>> Begin Records shown
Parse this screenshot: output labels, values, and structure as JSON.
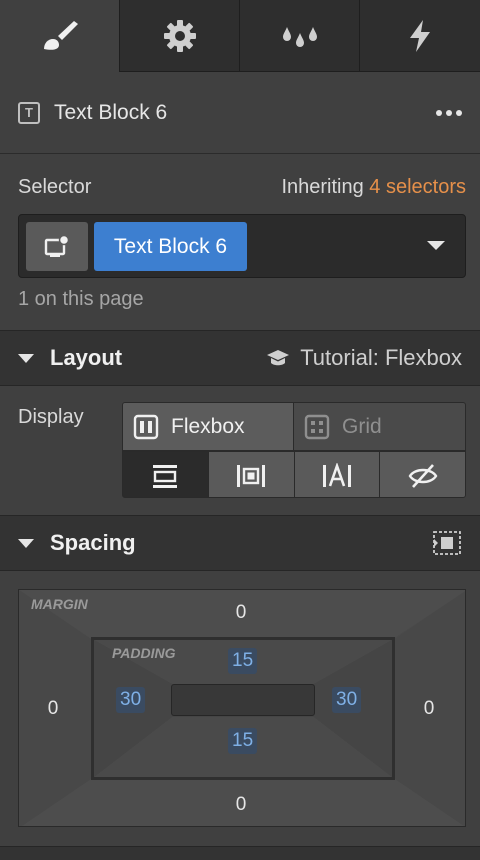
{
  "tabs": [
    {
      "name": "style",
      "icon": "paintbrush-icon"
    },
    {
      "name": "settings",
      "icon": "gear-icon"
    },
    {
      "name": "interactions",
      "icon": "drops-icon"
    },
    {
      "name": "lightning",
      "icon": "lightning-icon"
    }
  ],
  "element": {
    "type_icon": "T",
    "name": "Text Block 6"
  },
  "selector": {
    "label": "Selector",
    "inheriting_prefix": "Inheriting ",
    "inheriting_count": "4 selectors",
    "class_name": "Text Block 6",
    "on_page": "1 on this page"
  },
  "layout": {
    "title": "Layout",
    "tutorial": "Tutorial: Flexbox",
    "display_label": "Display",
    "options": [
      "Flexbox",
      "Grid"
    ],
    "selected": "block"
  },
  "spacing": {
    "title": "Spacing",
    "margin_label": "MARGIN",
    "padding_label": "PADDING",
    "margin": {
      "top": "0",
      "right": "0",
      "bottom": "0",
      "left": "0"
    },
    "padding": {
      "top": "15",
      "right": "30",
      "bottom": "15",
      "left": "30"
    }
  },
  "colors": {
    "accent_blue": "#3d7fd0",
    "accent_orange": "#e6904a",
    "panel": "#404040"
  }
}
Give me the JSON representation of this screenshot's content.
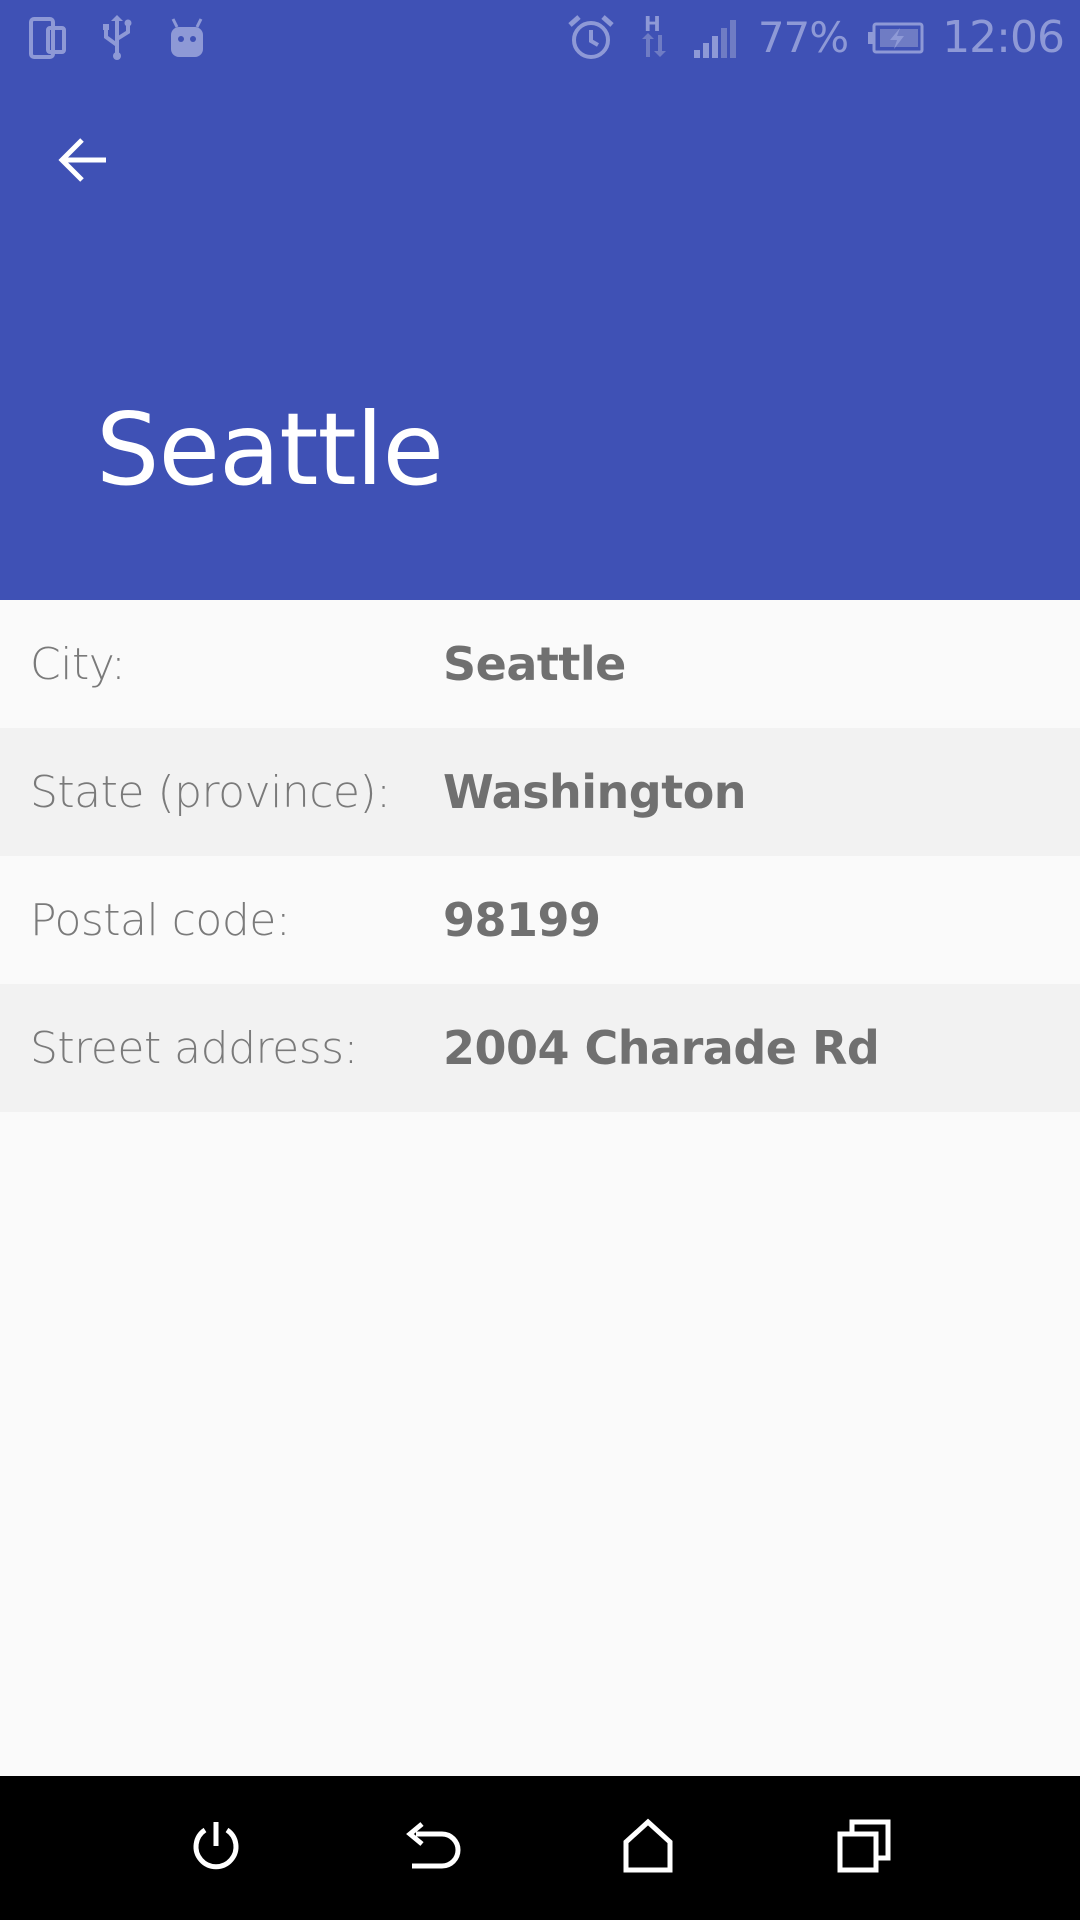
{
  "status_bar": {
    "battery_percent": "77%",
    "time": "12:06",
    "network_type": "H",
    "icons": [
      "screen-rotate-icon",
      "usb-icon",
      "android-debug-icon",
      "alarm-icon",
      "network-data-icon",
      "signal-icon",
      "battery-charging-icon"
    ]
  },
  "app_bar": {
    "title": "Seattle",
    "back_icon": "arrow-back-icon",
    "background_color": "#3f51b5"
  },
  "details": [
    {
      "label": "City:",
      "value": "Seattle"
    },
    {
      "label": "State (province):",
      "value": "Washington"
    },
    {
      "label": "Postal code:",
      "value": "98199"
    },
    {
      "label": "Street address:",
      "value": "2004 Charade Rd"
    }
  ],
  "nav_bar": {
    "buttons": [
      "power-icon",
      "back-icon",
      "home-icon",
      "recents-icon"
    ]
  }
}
>> End Records shown
>> Begin Records shown
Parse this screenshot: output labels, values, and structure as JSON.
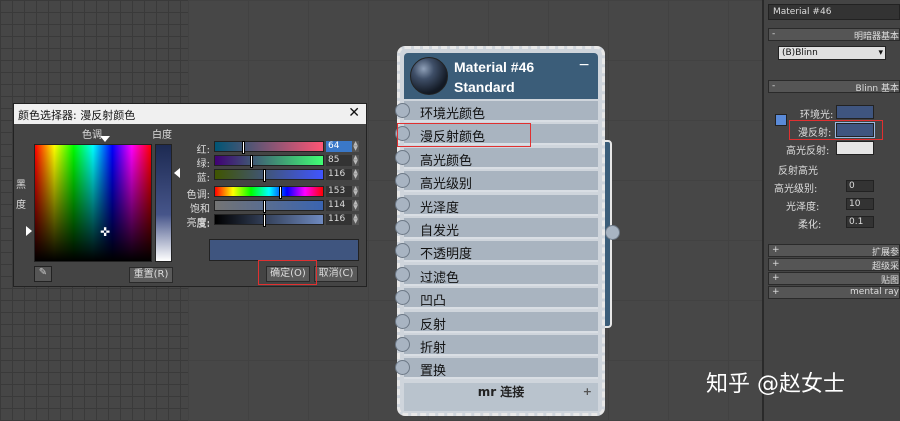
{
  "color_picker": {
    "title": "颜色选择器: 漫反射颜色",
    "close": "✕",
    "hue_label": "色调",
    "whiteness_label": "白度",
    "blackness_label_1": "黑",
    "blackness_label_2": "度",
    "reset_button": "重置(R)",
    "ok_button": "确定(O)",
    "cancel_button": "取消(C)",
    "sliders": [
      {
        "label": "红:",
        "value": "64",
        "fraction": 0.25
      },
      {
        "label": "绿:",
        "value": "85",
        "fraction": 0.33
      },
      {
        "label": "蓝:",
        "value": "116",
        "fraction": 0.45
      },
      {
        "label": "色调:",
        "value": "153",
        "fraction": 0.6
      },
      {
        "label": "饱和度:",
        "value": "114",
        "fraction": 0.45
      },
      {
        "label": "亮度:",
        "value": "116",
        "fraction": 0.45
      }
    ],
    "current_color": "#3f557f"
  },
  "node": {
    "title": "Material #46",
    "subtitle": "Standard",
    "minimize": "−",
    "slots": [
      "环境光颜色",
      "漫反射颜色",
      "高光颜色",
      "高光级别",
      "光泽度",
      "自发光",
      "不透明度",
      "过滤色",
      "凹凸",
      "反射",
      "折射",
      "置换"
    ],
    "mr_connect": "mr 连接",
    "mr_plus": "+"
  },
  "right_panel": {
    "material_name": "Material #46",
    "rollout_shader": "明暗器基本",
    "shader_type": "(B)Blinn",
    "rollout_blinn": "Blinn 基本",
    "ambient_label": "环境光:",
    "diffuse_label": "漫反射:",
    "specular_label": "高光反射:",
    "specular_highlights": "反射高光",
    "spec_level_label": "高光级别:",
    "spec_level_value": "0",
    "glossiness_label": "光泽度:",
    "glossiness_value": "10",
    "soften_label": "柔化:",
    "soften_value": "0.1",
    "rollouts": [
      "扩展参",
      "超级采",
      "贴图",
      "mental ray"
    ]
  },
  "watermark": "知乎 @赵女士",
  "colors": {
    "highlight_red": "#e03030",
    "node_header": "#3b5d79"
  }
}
>> End Records shown
>> Begin Records shown
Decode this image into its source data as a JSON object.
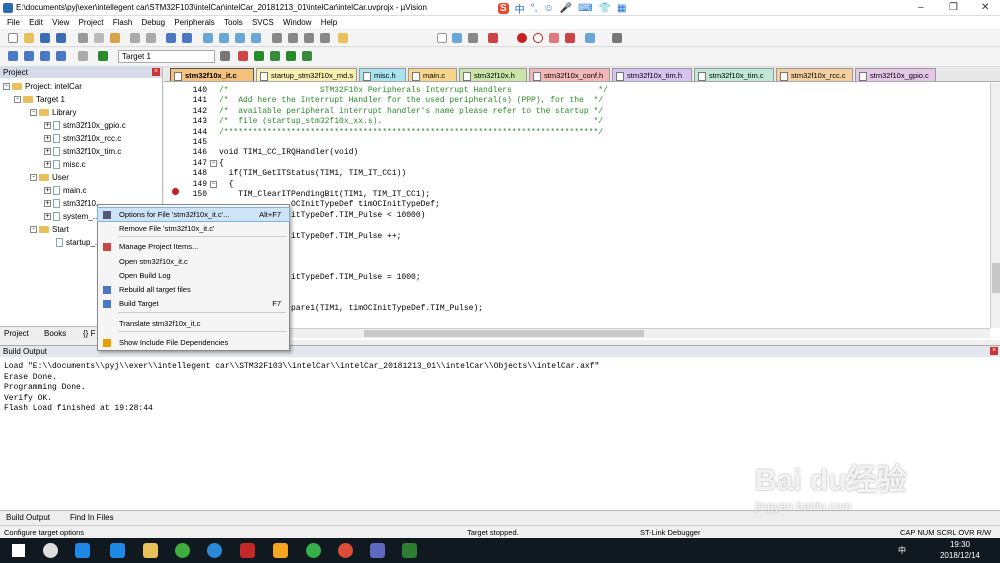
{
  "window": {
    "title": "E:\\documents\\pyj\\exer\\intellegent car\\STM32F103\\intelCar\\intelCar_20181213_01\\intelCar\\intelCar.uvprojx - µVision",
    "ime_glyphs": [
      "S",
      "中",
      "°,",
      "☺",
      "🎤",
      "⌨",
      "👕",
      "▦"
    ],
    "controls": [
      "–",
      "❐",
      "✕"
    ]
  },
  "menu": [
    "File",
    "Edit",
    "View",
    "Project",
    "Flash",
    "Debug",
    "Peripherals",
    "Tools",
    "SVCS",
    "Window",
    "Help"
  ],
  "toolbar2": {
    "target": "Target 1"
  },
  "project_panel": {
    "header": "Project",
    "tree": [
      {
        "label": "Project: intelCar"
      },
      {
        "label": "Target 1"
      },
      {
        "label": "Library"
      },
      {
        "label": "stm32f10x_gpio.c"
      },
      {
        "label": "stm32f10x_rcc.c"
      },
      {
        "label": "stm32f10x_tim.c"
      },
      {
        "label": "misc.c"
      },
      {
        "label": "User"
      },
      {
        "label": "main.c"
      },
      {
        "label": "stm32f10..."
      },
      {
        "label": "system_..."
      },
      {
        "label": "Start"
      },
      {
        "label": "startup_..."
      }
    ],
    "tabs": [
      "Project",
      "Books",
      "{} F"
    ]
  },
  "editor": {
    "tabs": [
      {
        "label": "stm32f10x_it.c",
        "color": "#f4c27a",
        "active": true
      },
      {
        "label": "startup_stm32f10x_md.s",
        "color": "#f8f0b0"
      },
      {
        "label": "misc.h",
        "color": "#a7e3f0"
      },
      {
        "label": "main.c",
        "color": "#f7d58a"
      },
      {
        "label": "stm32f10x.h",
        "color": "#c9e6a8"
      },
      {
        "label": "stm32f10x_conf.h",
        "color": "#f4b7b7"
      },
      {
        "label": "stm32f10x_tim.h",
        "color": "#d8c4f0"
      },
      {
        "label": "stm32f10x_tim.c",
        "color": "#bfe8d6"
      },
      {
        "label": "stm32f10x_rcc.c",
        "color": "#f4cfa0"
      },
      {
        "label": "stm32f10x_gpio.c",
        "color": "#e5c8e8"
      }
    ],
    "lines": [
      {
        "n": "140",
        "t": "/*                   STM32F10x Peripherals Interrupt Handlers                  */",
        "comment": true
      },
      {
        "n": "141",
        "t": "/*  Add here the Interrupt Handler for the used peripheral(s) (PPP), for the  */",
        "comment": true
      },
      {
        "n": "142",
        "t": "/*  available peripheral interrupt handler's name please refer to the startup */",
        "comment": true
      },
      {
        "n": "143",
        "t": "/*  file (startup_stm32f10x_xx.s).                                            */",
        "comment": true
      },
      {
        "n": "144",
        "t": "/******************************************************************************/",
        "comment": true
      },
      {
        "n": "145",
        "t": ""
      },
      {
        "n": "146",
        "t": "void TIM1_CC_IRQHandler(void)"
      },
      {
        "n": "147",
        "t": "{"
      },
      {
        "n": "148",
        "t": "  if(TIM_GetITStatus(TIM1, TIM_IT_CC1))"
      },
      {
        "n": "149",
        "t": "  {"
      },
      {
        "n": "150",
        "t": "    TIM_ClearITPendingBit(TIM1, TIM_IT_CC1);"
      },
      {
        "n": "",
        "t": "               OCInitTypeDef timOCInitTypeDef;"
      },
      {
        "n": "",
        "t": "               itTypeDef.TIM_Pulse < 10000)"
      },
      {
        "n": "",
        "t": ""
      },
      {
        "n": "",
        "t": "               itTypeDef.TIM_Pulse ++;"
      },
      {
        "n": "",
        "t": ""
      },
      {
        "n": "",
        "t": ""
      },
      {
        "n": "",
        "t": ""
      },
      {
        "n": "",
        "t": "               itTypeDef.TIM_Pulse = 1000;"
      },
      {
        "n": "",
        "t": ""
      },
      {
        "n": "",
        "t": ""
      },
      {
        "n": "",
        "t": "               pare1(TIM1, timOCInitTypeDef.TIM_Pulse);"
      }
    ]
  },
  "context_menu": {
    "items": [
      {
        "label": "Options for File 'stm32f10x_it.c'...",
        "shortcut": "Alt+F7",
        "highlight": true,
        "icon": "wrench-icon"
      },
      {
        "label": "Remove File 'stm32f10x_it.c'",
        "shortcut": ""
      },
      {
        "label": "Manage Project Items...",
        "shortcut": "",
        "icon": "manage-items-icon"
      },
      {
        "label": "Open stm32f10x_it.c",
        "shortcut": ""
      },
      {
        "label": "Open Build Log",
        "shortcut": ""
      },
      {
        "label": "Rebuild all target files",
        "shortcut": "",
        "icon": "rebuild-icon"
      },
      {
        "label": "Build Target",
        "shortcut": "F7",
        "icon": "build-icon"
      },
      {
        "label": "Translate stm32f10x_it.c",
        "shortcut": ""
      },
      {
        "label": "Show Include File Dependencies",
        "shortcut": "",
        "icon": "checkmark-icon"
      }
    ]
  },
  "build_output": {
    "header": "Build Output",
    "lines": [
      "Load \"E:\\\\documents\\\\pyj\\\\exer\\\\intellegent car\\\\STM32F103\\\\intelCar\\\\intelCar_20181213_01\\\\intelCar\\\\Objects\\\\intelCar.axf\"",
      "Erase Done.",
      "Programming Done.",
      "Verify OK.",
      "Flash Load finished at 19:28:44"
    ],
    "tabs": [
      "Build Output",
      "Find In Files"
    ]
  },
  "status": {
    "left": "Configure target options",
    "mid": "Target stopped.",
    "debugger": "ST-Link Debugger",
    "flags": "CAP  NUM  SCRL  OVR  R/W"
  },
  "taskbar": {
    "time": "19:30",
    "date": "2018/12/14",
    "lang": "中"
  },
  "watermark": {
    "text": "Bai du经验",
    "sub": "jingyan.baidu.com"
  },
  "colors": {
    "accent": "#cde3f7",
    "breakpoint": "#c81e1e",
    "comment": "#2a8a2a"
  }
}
>> End Records shown
> **Problem to work on**: Identify each line in the records above containing the word "data"; copy those lines.

> **Answer to this problem**:
      "network-data-icon",
Decode this image into its source data as a JSON object.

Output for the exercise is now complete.